Trechos de um conjunto de dados de figuras:
┏━━
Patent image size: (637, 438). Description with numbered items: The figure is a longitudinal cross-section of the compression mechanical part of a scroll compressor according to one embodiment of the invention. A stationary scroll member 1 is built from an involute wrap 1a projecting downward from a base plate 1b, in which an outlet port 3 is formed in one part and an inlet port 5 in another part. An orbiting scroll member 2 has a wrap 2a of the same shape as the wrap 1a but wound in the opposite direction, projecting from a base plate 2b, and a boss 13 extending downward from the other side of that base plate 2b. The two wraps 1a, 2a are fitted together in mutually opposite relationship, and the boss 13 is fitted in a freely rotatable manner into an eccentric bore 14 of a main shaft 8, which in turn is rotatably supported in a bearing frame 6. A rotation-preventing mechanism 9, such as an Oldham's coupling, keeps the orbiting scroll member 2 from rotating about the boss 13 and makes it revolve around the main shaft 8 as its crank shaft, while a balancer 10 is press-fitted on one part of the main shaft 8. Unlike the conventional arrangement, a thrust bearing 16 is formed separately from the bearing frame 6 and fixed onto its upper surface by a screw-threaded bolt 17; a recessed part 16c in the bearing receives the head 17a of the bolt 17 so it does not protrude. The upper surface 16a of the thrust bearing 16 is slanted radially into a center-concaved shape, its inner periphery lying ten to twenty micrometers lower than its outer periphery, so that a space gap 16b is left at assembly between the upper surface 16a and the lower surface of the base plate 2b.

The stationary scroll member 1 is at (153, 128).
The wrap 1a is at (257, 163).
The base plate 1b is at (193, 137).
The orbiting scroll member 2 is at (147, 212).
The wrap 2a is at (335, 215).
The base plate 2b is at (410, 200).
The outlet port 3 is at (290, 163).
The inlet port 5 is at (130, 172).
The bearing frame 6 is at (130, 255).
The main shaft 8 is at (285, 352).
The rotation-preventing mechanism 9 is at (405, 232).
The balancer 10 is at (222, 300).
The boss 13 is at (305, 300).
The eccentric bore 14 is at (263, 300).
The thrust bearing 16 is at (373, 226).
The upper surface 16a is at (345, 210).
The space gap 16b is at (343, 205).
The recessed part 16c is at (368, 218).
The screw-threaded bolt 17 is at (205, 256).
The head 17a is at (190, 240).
┗━━
### Requisitos
Por favor, reescreva os dados acima como uma lista numerada, sem as linhas em branco.

### Solução do problema
1. Patent image size: (637, 438). Description with numbered items: The figure is a longitudinal cross-section of the compression mechanical part of a scroll compressor according to one embodiment of the invention. A stationary scroll member 1 is built from an involute wrap 1a projecting downward from a base plate 1b, in which an outlet port 3 is formed in one part and an inlet port 5 in another part. An orbiting scroll member 2 has a wrap 2a of the same shape as the wrap 1a but wound in the opposite direction, projecting from a base plate 2b, and a boss 13 extending downward from the other side of that base plate 2b. The two wraps 1a, 2a are fitted together in mutually opposite relationship, and the boss 13 is fitted in a freely rotatable manner into an eccentric bore 14 of a main shaft 8, which in turn is rotatably supported in a bearing frame 6. A rotation-preventing mechanism 9, such as an Oldham's coupling, keeps the orbiting scroll member 2 from rotating about the boss 13 and makes it revolve around the main shaft 8 as its crank shaft, while a balancer 10 is press-fitted on one part of the main shaft 8. Unlike the conventional arrangement, a thrust bearing 16 is formed separately from the bearing frame 6 and fixed onto its upper surface by a screw-threaded bolt 17; a recessed part 16c in the bearing receives the head 17a of the bolt 17 so it does not protrude. The upper surface 16a of the thrust bearing 16 is slanted radially into a center-concaved shape, its inner periphery lying ten to twenty micrometers lower than its outer periphery, so that a space gap 16b is left at assembly between the upper surface 16a and the lower surface of the base plate 2b.
2. The stationary scroll member 1 is at (153, 128).
3. The wrap 1a is at (257, 163).
4. The base plate 1b is at (193, 137).
5. The orbiting scroll member 2 is at (147, 212).
6. The wrap 2a is at (335, 215).
7. The base plate 2b is at (410, 200).
8. The outlet port 3 is at (290, 163).
9. The inlet port 5 is at (130, 172).
10. The bearing frame 6 is at (130, 255).
11. The main shaft 8 is at (285, 352).
12. The rotation-preventing mechanism 9 is at (405, 232).
13. The balancer 10 is at (222, 300).
14. The boss 13 is at (305, 300).
15. The eccentric bore 14 is at (263, 300).
16. The thrust bearing 16 is at (373, 226).
17. The upper surface 16a is at (345, 210).
18. The space gap 16b is at (343, 205).
19. The recessed part 16c is at (368, 218).
20. The screw-threaded bolt 17 is at (205, 256).
21. The head 17a is at (190, 240).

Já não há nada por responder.